Aim
Filter the entries that follow, copying every line in which the word "tính" appears.

Provided information
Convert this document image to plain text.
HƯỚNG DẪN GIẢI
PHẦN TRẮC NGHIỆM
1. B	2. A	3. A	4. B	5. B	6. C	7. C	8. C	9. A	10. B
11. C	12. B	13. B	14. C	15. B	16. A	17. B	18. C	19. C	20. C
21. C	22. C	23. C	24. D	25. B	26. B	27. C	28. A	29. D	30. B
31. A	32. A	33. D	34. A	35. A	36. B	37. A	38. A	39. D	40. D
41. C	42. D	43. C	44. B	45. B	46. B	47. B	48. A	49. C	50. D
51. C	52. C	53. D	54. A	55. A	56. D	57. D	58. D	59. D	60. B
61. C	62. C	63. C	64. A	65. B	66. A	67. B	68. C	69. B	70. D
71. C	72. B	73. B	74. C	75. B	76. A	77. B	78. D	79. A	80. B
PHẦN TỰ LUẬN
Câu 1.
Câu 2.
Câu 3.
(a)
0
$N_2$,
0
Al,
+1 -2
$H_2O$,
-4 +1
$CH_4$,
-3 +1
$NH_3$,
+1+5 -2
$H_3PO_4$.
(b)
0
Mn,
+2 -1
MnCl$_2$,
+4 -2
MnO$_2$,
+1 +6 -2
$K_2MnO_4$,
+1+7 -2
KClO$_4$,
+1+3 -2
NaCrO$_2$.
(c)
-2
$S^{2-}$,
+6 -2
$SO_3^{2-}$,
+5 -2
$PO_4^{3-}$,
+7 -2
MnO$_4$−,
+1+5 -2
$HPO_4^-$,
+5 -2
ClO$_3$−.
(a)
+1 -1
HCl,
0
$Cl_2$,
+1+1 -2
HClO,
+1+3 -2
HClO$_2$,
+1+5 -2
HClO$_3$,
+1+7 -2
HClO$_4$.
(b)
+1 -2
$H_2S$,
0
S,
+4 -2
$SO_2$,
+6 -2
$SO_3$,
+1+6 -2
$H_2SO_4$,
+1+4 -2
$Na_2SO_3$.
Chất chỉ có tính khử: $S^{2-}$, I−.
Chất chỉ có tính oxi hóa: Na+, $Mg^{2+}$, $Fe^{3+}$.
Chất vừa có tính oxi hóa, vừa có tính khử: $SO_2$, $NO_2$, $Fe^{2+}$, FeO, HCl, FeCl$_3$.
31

Solution to this exercise
Chất chỉ có tính khử: $S^{2-}$, I−.
Chất chỉ có tính oxi hóa: Na+, $Mg^{2+}$, $Fe^{3+}$.
Chất vừa có tính oxi hóa, vừa có tính khử: $SO_2$, $NO_2$, $Fe^{2+}$, FeO, HCl, FeCl$_3$.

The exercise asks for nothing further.